STATED PROBLEM – Reproduce word for word the stretch of the forum thread from "Got a couple" through "works for me.".

PAGE –

============================================================

Got a couple good pics of the 10 point on the lease tonight. thought I’d share them


----------



## Dreamer

wisesteve said:


> Looks like just one not checked in yet. ballholler.
> Turn it up to 11 works for me.
> 
> 
> Sent from my iPhone using Tapatalk


I've been on a team with him before (we were back to back champs) I believe hes on only occasionally. I'd like to give him the benefit of the doubt


----------



## alrab23

Got permission on 3 new properties today, messaging landowners on Facebook. Im
Jacked about this year.


----------



## Dreamer

Also, turned up to 11 seems to have gotten the most support, any objections to making it official?


----------



## CalCoHunter

Dreamer said:


> Also, turned up to 11 seems to have gotten the most support, any objections to making it official?


Sounds good to me.


----------



## Cherokeearrowhead

Dreamer said:


> Also, turned up to 11 seems to have gotten the most support, any objections to making it official?


Send it buddy!


----------



## huntergather00

Just got done paper tuning out to the range on Saturday! Gunna scout a couple other spots 


Sent from my iPhone using Tapatalk


----------



## Alaska at heart

Liveblue23 said:


> Yea I would reach out to the guys that haven't checked in. Help give them a chance at least to check in before alternates.
> 
> Sent from my SM-G998U using Tapatalk


I PM'ed both guys who had not signed in yet the other night. It appears one of them did, so we are down to one "missing" member. If he doesn't check in on AT regularly, he won't get my PM either......so Joe will have an alternative if he misses the cut-off date.

So is who going to make our 2022 name official with Joe?


----------



## Alaska at heart

Not sure if anyone else noticed the thread (below) where Joe asked one member of each team to reach out by 8/17 to inform of any team members who have not checked in. I would be happy to do that unless someone else wants to do it. Also, is there consensus on the team name?








#### REMINDER ####


Please select one person from each team to reach out to me via PM (Conversation) before noon EST on Wednesday 8/ 17 indicating any members who have not yet checked in. In an effort to assist with the management of this new process, I am going to ask that one member from EVERY team please check...




www.archerytalk.com


----------



## Liveblue23

Alaska at heart said:


> Not sure if anyone else noticed the thread (below) where Joe asked one member of each team to reach out by 8/17 to inform of any team members who have not checked in. I would be happy to do that unless someone else wants to do it. Also, is there consensus on the team name?


You are the man for the job! I think enough of us are OK with Turn It Up To 11.

Sent from my SM-G998U using Tapatalk


----------



## Alaska at heart

Liveblue23 said:


> You are the man for the job! I think enough of us are OK with Turn It Up To 11.

============================================================

INFORMATION SUPPLIED –
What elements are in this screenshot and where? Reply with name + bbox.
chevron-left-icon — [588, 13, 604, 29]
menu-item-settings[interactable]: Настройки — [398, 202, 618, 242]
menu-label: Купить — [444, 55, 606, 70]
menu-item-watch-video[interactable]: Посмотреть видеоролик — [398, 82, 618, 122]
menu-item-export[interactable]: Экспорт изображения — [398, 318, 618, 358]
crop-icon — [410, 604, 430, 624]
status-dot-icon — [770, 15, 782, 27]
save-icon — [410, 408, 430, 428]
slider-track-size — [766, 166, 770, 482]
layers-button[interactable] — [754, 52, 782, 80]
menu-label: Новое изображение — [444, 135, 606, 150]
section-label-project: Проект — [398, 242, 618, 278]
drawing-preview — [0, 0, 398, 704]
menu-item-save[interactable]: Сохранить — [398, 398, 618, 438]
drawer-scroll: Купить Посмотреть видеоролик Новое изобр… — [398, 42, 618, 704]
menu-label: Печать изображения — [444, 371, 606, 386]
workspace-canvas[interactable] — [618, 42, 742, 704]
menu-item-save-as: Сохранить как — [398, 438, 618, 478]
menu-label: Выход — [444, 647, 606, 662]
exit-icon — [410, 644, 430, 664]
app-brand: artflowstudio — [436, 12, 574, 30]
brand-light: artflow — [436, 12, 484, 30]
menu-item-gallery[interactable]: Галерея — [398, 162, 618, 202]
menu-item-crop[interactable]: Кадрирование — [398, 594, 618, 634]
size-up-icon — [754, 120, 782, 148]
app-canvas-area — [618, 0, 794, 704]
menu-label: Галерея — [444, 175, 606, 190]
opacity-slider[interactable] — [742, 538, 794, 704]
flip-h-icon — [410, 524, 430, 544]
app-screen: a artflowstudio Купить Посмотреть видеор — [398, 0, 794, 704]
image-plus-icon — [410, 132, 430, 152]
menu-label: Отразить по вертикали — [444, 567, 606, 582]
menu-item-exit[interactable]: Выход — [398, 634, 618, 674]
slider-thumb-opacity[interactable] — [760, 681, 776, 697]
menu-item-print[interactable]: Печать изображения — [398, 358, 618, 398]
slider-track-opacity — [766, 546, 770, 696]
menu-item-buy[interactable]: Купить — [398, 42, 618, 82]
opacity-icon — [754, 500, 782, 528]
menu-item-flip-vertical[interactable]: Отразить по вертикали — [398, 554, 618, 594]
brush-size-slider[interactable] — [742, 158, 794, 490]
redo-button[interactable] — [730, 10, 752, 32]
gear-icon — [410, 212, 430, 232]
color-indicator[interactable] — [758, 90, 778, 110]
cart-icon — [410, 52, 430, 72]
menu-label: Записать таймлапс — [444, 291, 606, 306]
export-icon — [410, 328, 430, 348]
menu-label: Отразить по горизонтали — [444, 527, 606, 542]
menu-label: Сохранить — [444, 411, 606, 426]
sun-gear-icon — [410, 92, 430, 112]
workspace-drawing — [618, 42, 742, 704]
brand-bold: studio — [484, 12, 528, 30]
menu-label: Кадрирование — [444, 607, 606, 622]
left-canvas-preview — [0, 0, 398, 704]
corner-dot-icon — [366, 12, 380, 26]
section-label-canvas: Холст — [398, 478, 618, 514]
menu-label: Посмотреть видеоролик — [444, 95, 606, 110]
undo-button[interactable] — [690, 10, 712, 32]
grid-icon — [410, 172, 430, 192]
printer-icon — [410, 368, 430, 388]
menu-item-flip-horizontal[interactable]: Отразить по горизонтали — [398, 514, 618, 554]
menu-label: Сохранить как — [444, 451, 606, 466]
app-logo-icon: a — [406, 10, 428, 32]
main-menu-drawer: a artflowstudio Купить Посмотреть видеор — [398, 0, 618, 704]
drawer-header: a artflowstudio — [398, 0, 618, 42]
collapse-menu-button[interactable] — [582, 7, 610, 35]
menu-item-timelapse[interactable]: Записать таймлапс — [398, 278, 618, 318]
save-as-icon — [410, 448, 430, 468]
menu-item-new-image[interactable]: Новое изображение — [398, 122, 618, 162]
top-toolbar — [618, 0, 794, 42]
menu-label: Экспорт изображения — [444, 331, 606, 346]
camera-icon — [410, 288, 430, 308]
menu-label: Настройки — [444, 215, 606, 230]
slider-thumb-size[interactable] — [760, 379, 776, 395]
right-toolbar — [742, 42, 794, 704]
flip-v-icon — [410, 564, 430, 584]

============================================================

ANSWER TO THIS TASK –
Got a couple good pics of the 10 point on the lease tonight. thought I’d share them


----------



## Dreamer

wisesteve said:


> Looks like just one not checked in yet. ballholler.
> Turn it up to 11 works for me.